Copy every entry exactly.

— BEGIN Material provided —

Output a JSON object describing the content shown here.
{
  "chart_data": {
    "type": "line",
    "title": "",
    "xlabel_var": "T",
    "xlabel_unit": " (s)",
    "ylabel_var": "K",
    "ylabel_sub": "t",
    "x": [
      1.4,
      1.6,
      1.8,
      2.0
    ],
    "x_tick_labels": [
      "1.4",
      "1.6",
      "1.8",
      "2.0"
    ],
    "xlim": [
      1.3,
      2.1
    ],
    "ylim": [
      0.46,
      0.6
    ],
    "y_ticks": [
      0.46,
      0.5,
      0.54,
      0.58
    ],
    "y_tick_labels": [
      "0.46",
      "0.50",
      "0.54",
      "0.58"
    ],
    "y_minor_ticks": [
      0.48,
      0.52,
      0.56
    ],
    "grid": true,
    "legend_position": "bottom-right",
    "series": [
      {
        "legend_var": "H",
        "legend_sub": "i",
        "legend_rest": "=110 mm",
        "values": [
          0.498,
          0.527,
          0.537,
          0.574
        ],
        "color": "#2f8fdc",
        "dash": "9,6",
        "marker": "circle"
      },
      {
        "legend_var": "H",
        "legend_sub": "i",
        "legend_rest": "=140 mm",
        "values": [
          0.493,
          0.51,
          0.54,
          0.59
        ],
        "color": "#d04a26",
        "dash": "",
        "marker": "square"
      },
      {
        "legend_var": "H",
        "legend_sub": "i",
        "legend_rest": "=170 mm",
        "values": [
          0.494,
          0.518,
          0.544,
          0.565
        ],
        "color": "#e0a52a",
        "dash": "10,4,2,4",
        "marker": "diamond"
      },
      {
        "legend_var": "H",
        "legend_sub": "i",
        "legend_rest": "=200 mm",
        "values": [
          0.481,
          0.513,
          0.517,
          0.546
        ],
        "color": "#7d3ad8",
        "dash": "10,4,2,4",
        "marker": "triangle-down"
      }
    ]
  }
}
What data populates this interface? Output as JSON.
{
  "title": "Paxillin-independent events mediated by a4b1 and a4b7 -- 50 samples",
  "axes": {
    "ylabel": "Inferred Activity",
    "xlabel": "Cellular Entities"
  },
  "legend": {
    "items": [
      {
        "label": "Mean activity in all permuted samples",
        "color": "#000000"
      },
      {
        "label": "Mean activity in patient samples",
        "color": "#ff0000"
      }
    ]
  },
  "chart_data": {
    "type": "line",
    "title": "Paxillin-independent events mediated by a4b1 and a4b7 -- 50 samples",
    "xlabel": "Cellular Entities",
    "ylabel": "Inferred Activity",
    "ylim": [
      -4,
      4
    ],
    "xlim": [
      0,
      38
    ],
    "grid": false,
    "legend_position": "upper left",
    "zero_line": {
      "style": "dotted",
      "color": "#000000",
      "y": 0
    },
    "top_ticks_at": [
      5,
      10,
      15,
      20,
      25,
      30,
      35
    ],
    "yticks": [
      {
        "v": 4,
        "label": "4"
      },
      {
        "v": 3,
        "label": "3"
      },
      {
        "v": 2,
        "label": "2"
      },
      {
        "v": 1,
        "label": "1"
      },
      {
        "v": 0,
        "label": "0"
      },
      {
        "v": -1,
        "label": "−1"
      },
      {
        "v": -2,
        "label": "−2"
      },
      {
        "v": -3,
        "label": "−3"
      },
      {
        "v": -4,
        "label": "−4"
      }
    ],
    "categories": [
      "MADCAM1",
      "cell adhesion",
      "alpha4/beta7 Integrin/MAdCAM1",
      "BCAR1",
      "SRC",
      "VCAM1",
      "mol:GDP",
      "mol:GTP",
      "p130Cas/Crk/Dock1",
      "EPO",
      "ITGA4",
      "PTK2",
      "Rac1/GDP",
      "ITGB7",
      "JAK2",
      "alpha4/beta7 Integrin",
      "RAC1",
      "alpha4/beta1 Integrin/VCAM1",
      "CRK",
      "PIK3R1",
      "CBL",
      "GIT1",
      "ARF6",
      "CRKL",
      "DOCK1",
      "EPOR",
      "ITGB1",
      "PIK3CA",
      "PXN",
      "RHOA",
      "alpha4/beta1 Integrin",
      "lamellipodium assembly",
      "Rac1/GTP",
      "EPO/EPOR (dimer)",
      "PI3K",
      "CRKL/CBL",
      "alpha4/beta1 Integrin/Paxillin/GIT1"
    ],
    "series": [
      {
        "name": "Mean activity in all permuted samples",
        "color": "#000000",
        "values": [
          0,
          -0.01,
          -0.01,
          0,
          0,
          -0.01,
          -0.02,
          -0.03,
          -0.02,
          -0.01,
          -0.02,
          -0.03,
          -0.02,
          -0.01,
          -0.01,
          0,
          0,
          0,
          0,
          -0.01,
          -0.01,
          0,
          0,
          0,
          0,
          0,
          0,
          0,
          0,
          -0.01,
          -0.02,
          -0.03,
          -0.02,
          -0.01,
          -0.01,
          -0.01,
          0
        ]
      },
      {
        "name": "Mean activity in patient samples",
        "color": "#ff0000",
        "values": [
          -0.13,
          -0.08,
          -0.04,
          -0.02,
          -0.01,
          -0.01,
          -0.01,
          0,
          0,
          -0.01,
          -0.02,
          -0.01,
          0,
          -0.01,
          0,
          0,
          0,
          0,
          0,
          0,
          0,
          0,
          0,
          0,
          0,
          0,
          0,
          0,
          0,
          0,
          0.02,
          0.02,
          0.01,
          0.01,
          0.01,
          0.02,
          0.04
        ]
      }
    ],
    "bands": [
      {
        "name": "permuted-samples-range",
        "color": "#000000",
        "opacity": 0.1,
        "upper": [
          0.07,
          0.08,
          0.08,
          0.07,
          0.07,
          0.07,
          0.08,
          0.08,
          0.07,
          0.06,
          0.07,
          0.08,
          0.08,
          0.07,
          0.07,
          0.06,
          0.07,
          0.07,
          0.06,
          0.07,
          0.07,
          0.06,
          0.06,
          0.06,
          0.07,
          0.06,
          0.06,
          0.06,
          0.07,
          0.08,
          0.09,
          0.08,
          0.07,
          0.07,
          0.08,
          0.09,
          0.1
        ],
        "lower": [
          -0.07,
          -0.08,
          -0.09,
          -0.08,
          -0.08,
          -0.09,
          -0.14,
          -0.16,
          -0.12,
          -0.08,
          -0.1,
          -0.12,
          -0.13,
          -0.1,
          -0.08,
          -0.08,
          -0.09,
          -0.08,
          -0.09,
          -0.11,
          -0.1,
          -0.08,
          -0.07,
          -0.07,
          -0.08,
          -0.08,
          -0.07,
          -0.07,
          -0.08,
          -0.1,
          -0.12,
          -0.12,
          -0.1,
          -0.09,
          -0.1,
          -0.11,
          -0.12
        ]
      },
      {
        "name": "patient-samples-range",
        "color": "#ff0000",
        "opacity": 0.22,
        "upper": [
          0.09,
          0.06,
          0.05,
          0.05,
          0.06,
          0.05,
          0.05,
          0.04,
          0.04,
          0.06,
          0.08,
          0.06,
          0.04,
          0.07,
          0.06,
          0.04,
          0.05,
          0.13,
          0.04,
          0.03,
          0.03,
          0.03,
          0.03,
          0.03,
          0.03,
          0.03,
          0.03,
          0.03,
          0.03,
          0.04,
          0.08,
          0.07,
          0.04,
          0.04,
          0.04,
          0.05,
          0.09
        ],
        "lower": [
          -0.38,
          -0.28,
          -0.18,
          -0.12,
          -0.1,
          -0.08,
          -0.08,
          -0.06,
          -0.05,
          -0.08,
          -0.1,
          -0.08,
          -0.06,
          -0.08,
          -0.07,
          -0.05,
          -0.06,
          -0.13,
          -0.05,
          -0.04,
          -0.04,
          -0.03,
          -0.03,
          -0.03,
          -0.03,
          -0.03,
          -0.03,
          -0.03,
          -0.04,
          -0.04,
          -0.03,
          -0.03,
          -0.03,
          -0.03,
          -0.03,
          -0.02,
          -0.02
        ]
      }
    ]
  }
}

— END Material provided —

* Reply to the task *
Output a JSON object describing the content shown here.
{
  "chart_data": {
    "type": "line",
    "title": "",
    "xlabel_var": "T",
    "xlabel_unit": " (s)",
    "ylabel_var": "K",
    "ylabel_sub": "t",
    "x": [
      1.4,
      1.6,
      1.8,
      2.0
    ],
    "x_tick_labels": [
      "1.4",
      "1.6",
      "1.8",
      "2.0"
    ],
    "xlim": [
      1.3,
      2.1
    ],
    "ylim": [
      0.46,
      0.6
    ],
    "y_ticks": [
      0.46,
      0.5,
      0.54,
      0.58
    ],
    "y_tick_labels": [
      "0.46",
      "0.50",
      "0.54",
      "0.58"
    ],
    "y_minor_ticks": [
      0.48,
      0.52,
      0.56
    ],
    "grid": true,
    "legend_position": "bottom-right",
    "series": [
      {
        "legend_var": "H",
        "legend_sub": "i",
        "legend_rest": "=110 mm",
        "values": [
          0.498,
          0.527,
          0.537,
          0.574
        ],
        "color": "#2f8fdc",
        "dash": "9,6",
        "marker": "circle"
      },
      {
        "legend_var": "H",
        "legend_sub": "i",
        "legend_rest": "=140 mm",
        "values": [
          0.493,
          0.51,
          0.54,
          0.59
        ],
        "color": "#d04a26",
        "dash": "",
        "marker": "square"
      },
      {
        "legend_var": "H",
        "legend_sub": "i",
        "legend_rest": "=170 mm",
        "values": [
          0.494,
          0.518,
          0.544,
          0.565
        ],
        "color": "#e0a52a",
        "dash": "10,4,2,4",
        "marker": "diamond"
      },
      {
        "legend_var": "H",
        "legend_sub": "i",
        "legend_rest": "=200 mm",
        "values": [
          0.481,
          0.513,
          0.517,
          0.546
        ],
        "color": "#7d3ad8",
        "dash": "10,4,2,4",
        "marker": "triangle-down"
      }
    ]
  }
}
What data populates this interface? Output as JSON.
{
  "title": "Paxillin-independent events mediated by a4b1 and a4b7 -- 50 samples",
  "axes": {
    "ylabel": "Inferred Activity",
    "xlabel": "Cellular Entities"
  },
  "legend": {
    "items": [
      {
        "label": "Mean activity in all permuted samples",
        "color": "#000000"
      },
      {
        "label": "Mean activity in patient samples",
        "color": "#ff0000"
      }
    ]
  },
  "chart_data": {
    "type": "line",
    "title": "Paxillin-independent events mediated by a4b1 and a4b7 -- 50 samples",
    "xlabel": "Cellular Entities",
    "ylabel": "Inferred Activity",
    "ylim": [
      -4,
      4
    ],
    "xlim": [
      0,
      38
    ],
    "grid": false,
    "legend_position": "upper left",
    "zero_line": {
      "style": "dotted",
      "color": "#000000",
      "y": 0
    },
    "top_ticks_at": [
      5,
      10,
      15,
      20,
      25,
      30,
      35
    ],
    "yticks": [
      {
        "v": 4,
        "label": "4"
      },
      {
        "v": 3,
        "label": "3"
      },
      {
        "v": 2,
        "label": "2"
      },
      {
        "v": 1,
        "label": "1"
      },
      {
        "v": 0,
        "label": "0"
      },
      {
        "v": -1,
        "label": "−1"
      },
      {
        "v": -2,
        "label": "−2"
      },
      {
        "v": -3,
        "label": "−3"
      },
      {
        "v": -4,
        "label": "−4"
      }
    ],
    "categories": [
      "MADCAM1",
      "cell adhesion",
      "alpha4/beta7 Integrin/MAdCAM1",
      "BCAR1",
      "SRC",
      "VCAM1",
      "mol:GDP",
      "mol:GTP",
      "p130Cas/Crk/Dock1",
      "EPO",
      "ITGA4",
      "PTK2",
      "Rac1/GDP",
      "ITGB7",
      "JAK2",
      "alpha4/beta7 Integrin",
      "RAC1",
      "alpha4/beta1 Integrin/VCAM1",
      "CRK",
      "PIK3R1",
      "CBL",
      "GIT1",
      "ARF6",
      "CRKL",
      "DOCK1",
      "EPOR",
      "ITGB1",
      "PIK3CA",
      "PXN",
      "RHOA",
      "alpha4/beta1 Integrin",
      "lamellipodium assembly",
      "Rac1/GTP",
      "EPO/EPOR (dimer)",
      "PI3K",
      "CRKL/CBL",
      "alpha4/beta1 Integrin/Paxillin/GIT1"
    ],
    "series": [
      {
        "name": "Mean activity in all permuted samples",
        "color": "#000000",
        "values": [
          0,
          -0.01,
          -0.01,
          0,
          0,
          -0.01,
          -0.02,
          -0.03,
          -0.02,
          -0.01,
          -0.02,
          -0.03,
          -0.02,
          -0.01,
          -0.01,
          0,
          0,
          0,
          0,
          -0.01,
          -0.01,
          0,
          0,
          0,
          0,
          0,
          0,
          0,
          0,
          -0.01,
          -0.02,
          -0.03,
          -0.02,
          -0.01,
          -0.01,
          -0.01,
          0
        ]
      },
      {
        "name": "Mean activity in patient samples",
        "color": "#ff0000",
        "values": [
          -0.13,
          -0.08,
          -0.04,
          -0.02,
          -0.01,
          -0.01,
          -0.01,
          0,
          0,
          -0.01,
          -0.02,
          -0.01,
          0,
          -0.01,
          0,
          0,
          0,
          0,
          0,
          0,
          0,
          0,
          0,
          0,
          0,
          0,
          0,
          0,
          0,
          0,
          0.02,
          0.02,
          0.01,
          0.01,
          0.01,
          0.02,
          0.04
        ]
      }
    ],
    "bands": [
      {
        "name": "permuted-samples-range",
        "color": "#000000",
        "opacity": 0.1,
        "upper": [
          0.07,
          0.08,
          0.08,
          0.07,
          0.07,
          0.07,
          0.08,
          0.08,
          0.07,
          0.06,
          0.07,
          0.08,
          0.08,
          0.07,
          0.07,
          0.06,
          0.07,
          0.07,
          0.06,
          0.07,
          0.07,
          0.06,
          0.06,
          0.06,
          0.07,
          0.06,
          0.06,
          0.06,
          0.07,
          0.08,
          0.09,
          0.08,
          0.07,
          0.07,
          0.08,
          0.09,
          0.1
        ],
        "lower": [
          -0.07,
          -0.08,
          -0.09,
          -0.08,
          -0.08,
          -0.09,
          -0.14,
          -0.16,
          -0.12,
          -0.08,
          -0.1,
          -0.12,
          -0.13,
          -0.1,
          -0.08,
          -0.08,
          -0.09,
          -0.08,
          -0.09,
          -0.11,
          -0.1,
          -0.08,
          -0.07,
          -0.07,
          -0.08,
          -0.08,
          -0.07,
          -0.07,
          -0.08,
          -0.1,
          -0.12,
          -0.12,
          -0.1,
          -0.09,
          -0.1,
          -0.11,
          -0.12
        ]
      },
      {
        "name": "patient-samples-range",
        "color": "#ff0000",
        "opacity": 0.22,
        "upper": [
          0.09,
          0.06,
          0.05,
          0.05,
          0.06,
          0.05,
          0.05,
          0.04,
          0.04,
          0.06,
          0.08,
          0.06,
          0.04,
          0.07,
          0.06,
          0.04,
          0.05,
          0.13,
          0.04,
          0.03,
          0.03,
          0.03,
          0.03,
          0.03,
          0.03,
          0.03,
          0.03,
          0.03,
          0.03,
          0.04,
          0.08,
          0.07,
          0.04,
          0.04,
          0.04,
          0.05,
          0.09
        ],
        "lower": [
          -0.38,
          -0.28,
          -0.18,
          -0.12,
          -0.1,
          -0.08,
          -0.08,
          -0.06,
          -0.05,
          -0.08,
          -0.1,
          -0.08,
          -0.06,
          -0.08,
          -0.07,
          -0.05,
          -0.06,
          -0.13,
          -0.05,
          -0.04,
          -0.04,
          -0.03,
          -0.03,
          -0.03,
          -0.03,
          -0.03,
          -0.03,
          -0.03,
          -0.04,
          -0.04,
          -0.03,
          -0.03,
          -0.03,
          -0.03,
          -0.03,
          -0.02,
          -0.02
        ]
      }
    ]
  }
}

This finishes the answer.